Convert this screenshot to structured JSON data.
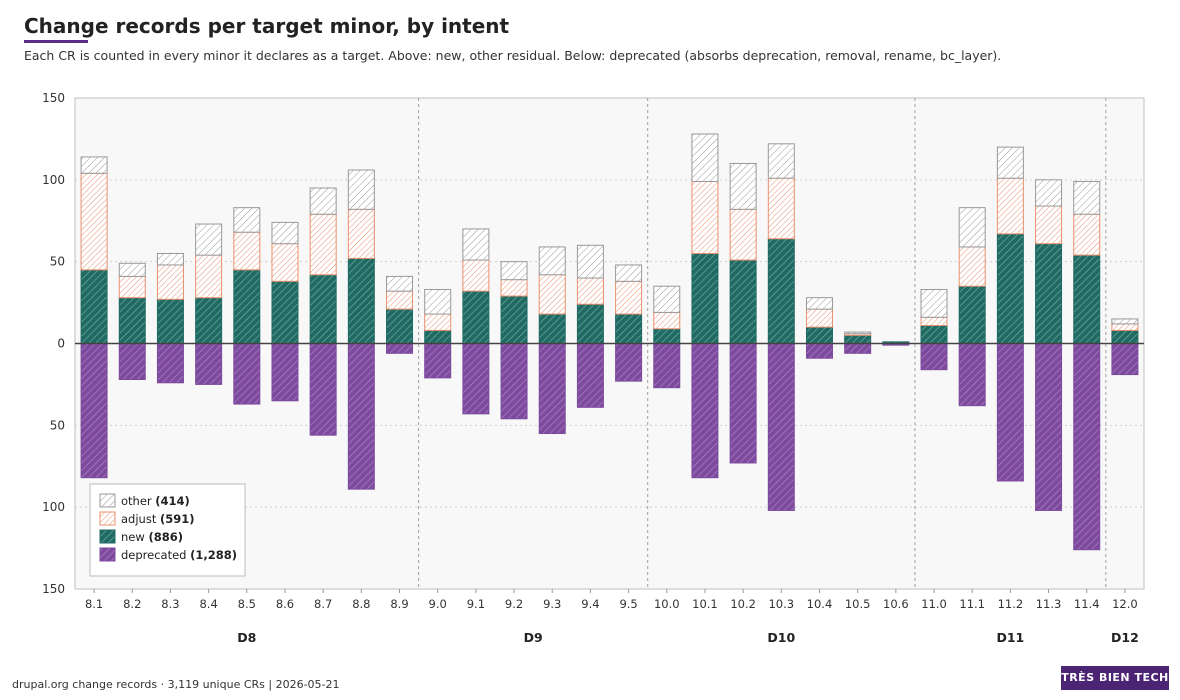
{
  "header": {
    "title": "Change records per target minor, by intent",
    "subtitle": "Each CR is counted in every minor it declares as a target. Above: new, other residual. Below: deprecated (absorbs deprecation, removal, rename, bc_layer)."
  },
  "footer": {
    "source": "drupal.org change records · 3,119 unique CRs | 2026-05-21",
    "brand": "TRÈS BIEN TECH"
  },
  "colors": {
    "new": "#1f6b63",
    "deprecated": "#7d4a9e",
    "adjust": "#e8906f",
    "other": "#999999",
    "brand": "#4b2473"
  },
  "chart_data": {
    "type": "bar",
    "title": "Change records per target minor, by intent",
    "ylim": [
      -150,
      150
    ],
    "yticks": [
      150,
      100,
      50,
      0,
      50,
      100,
      150
    ],
    "grid": true,
    "legend_position": "bottom-left",
    "categories": [
      "8.1",
      "8.2",
      "8.3",
      "8.4",
      "8.5",
      "8.6",
      "8.7",
      "8.8",
      "8.9",
      "9.0",
      "9.1",
      "9.2",
      "9.3",
      "9.4",
      "9.5",
      "10.0",
      "10.1",
      "10.2",
      "10.3",
      "10.4",
      "10.5",
      "10.6",
      "11.0",
      "11.1",
      "11.2",
      "11.3",
      "11.4",
      "12.0"
    ],
    "groups": [
      {
        "label": "D8",
        "categories": [
          "8.1",
          "8.2",
          "8.3",
          "8.4",
          "8.5",
          "8.6",
          "8.7",
          "8.8",
          "8.9"
        ]
      },
      {
        "label": "D9",
        "categories": [
          "9.0",
          "9.1",
          "9.2",
          "9.3",
          "9.4",
          "9.5"
        ]
      },
      {
        "label": "D10",
        "categories": [
          "10.0",
          "10.1",
          "10.2",
          "10.3",
          "10.4",
          "10.5",
          "10.6"
        ]
      },
      {
        "label": "D11",
        "categories": [
          "11.0",
          "11.1",
          "11.2",
          "11.3",
          "11.4"
        ]
      },
      {
        "label": "D12",
        "categories": [
          "12.0"
        ]
      }
    ],
    "series": [
      {
        "key": "new",
        "name": "new",
        "total": "(886)",
        "values": [
          45,
          28,
          27,
          28,
          45,
          38,
          42,
          52,
          21,
          8,
          32,
          29,
          18,
          24,
          18,
          9,
          55,
          51,
          64,
          10,
          5,
          1,
          11,
          35,
          67,
          61,
          54,
          8
        ]
      },
      {
        "key": "adjust",
        "name": "adjust",
        "total": "(591)",
        "values": [
          59,
          13,
          21,
          26,
          23,
          23,
          37,
          30,
          11,
          10,
          19,
          10,
          24,
          16,
          20,
          10,
          44,
          31,
          37,
          11,
          1,
          0,
          5,
          24,
          34,
          23,
          25,
          4
        ]
      },
      {
        "key": "other",
        "name": "other",
        "total": "(414)",
        "values": [
          10,
          8,
          7,
          19,
          15,
          13,
          16,
          24,
          9,
          15,
          19,
          11,
          17,
          20,
          10,
          16,
          29,
          28,
          21,
          7,
          1,
          0,
          17,
          24,
          19,
          16,
          20,
          3
        ]
      },
      {
        "key": "deprecated",
        "name": "deprecated",
        "total": "(1,288)",
        "direction": "below",
        "values": [
          82,
          22,
          24,
          25,
          37,
          35,
          56,
          89,
          6,
          21,
          43,
          46,
          55,
          39,
          23,
          27,
          82,
          73,
          102,
          9,
          6,
          1,
          16,
          38,
          84,
          102,
          126,
          19
        ]
      }
    ]
  }
}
● ● ● ● ● ● ●
**DIRECTIONS**:
Find every line in the listing that holds the string "other", then say how many there are as a bare number.

**EXPECTED ANSWER**:
4